[Stored items]

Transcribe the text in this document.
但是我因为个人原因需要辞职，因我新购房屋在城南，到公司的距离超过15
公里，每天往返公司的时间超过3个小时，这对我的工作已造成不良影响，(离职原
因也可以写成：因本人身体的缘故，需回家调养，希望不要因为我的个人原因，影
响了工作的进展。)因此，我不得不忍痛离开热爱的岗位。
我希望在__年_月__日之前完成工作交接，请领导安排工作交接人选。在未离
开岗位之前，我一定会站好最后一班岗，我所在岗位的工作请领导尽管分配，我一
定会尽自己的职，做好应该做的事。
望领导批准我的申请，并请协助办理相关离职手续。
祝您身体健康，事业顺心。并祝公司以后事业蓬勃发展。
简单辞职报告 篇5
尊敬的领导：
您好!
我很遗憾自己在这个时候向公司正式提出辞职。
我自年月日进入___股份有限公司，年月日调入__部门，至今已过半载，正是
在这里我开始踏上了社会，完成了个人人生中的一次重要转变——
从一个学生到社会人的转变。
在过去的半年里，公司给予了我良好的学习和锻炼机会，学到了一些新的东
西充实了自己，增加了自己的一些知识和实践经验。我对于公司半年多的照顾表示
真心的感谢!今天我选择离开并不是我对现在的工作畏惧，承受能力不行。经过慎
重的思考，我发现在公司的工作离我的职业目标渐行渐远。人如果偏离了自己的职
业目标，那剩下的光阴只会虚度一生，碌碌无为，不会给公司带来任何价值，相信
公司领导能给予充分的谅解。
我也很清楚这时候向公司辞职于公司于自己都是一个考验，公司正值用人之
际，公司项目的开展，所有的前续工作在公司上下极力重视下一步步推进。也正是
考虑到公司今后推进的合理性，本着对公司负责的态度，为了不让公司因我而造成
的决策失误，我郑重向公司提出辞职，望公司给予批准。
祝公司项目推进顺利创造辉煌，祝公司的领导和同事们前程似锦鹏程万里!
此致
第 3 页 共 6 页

--

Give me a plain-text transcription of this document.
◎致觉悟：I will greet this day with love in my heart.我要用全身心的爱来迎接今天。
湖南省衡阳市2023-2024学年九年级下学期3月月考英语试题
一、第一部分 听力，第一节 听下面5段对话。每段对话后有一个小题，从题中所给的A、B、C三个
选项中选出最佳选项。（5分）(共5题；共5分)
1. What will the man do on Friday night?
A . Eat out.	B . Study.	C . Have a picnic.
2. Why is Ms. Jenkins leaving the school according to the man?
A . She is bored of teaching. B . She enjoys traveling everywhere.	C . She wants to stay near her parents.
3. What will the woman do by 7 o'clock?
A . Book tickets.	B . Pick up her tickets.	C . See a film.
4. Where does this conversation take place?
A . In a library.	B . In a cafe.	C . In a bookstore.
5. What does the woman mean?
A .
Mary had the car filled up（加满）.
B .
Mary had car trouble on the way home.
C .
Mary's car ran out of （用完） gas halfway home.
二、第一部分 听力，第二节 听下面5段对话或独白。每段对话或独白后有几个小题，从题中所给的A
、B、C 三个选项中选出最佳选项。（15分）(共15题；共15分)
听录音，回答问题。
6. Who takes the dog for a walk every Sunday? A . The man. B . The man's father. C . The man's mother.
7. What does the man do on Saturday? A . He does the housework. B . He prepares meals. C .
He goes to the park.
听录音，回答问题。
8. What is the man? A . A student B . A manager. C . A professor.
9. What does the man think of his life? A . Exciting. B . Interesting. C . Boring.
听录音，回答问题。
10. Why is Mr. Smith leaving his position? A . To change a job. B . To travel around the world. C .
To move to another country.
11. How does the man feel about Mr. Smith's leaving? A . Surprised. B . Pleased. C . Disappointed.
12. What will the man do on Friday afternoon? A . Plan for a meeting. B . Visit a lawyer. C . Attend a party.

◆ Task details ◆
Pull out each line holding the string "What".

◆ Complete response ◆
1. What will the man do on Friday night?
3. What will the woman do by 7 o'clock?
5. What does the woman mean?
7. What does the man do on Saturday? A . He does the housework. B . He prepares meals. C .
8. What is the man? A . A student B . A manager. C . A professor.
9. What does the man think of his life? A . Exciting. B . Interesting. C . Boring.
12. What will the man do on Friday afternoon? A . Plan for a meeting. B . Visit a lawyer. C . Attend a party.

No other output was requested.